» **WHAT IS BEING ASKED**
Write out the passage of the industrial network selection article below, word for word, from "Untangle industrial network" to "media and protocol.".

:: SOURCE DOCUMENT ::

Untangle industrial network selection

By Clark Kinnaird

AN IMPORTANT TREND in factory automation is the increase in networked connectivity between sensors, controls, actuators and other system components. Automation designers face many challenges and tradeoffs in the development of a successful network solution.

This article, the substance of which was presented as a White Paper, “Specifying Industrial Field Bus for Automation,” at the 2005 SPS Electric Automation America Conference in May, discusses the choices necessary to select a network technology appropriate for specific applications. We’ll compare the technical constraints of several common network options, primarily for discrete applications, and discuss guidelines for selecting media and protocol.

The intended audience are system designers who develop networked automation, but who might not be familiar with the details of data transmission design. The takeaway should be a general overview of some of the common network options available, and some knowledge of the kinds of questions to pose when choosing an architecture, a protocol, and an implementation.

There’s Ideal, and There’s Real
There are at least two scenarios that can arise when selecting a bus network for an application. In one, the engineer starts with a blank sheet of paper and can specify any network that best meets the needs of the application at hand. In the other scenario, the engineer is constrained to specify a network compatible with an existing installation.

:::
:: STUDY MATERIAL ::

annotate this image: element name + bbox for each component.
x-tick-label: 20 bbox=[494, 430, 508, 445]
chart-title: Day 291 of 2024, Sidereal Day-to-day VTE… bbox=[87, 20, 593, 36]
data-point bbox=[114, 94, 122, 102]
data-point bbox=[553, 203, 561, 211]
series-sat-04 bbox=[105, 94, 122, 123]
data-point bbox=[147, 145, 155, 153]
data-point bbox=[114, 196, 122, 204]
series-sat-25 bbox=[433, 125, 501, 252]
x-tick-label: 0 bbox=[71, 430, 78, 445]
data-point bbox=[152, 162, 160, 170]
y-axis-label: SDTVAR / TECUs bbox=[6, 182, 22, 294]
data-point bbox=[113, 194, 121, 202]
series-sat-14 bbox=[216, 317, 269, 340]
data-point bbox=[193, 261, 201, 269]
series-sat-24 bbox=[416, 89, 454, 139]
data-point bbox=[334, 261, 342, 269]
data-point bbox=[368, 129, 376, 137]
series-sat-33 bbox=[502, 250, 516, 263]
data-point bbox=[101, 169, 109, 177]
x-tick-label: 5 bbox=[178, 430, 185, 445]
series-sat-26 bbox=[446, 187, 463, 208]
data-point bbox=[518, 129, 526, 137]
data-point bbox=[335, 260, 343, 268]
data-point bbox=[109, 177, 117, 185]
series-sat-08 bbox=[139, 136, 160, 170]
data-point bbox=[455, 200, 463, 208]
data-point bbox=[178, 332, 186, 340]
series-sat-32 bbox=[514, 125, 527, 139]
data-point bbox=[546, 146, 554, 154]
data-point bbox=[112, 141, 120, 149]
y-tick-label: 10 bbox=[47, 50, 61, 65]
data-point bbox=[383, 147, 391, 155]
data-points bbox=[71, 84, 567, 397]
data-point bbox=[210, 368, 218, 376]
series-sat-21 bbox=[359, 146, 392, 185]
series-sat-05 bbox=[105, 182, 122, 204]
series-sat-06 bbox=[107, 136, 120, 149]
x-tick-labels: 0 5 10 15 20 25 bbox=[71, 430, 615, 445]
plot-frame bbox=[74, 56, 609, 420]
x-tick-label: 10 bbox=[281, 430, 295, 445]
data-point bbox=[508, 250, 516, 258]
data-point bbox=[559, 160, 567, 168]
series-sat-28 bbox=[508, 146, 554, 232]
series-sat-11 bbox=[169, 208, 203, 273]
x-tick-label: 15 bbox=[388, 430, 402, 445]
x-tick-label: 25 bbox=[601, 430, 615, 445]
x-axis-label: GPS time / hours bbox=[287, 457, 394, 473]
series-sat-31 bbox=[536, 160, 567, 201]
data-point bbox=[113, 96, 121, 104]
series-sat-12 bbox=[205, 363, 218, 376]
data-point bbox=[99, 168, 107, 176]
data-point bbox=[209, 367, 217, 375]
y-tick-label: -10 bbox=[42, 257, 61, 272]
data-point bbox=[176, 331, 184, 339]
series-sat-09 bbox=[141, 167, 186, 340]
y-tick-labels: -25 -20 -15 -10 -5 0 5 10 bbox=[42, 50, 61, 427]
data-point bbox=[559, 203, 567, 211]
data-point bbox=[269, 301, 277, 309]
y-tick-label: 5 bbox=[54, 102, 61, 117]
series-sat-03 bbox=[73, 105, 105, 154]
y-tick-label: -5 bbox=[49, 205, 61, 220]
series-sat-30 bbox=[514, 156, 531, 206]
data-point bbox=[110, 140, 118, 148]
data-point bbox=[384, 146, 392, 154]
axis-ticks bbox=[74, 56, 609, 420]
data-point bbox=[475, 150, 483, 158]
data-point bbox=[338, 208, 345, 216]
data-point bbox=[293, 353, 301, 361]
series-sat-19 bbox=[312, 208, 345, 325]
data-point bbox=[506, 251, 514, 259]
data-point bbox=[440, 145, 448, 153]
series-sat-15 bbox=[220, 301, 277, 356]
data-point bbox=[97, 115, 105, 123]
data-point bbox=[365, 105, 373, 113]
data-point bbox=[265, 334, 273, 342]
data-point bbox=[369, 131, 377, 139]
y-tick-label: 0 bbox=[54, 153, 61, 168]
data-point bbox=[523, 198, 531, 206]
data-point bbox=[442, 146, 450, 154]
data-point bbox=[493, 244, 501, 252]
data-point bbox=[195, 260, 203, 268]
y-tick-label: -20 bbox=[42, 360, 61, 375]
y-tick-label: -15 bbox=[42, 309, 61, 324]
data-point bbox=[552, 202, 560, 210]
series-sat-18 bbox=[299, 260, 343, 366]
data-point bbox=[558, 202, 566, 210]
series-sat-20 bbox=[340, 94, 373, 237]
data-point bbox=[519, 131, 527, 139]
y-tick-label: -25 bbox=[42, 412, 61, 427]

:::

» **EXERCISE ANSWER**
Untangle industrial network selection

By Clark Kinnaird

AN IMPORTANT TREND in factory automation is the increase in networked connectivity between sensors, controls, actuators and other system components. Automation designers face many challenges and tradeoffs in the development of a successful network solution.

This article, the substance of which was presented as a White Paper, “Specifying Industrial Field Bus for Automation,” at the 2005 SPS Electric Automation America Conference in May, discusses the choices necessary to select a network technology appropriate for specific applications. We’ll compare the technical constraints of several common network options, primarily for discrete applications, and discuss guidelines for selecting media and protocol.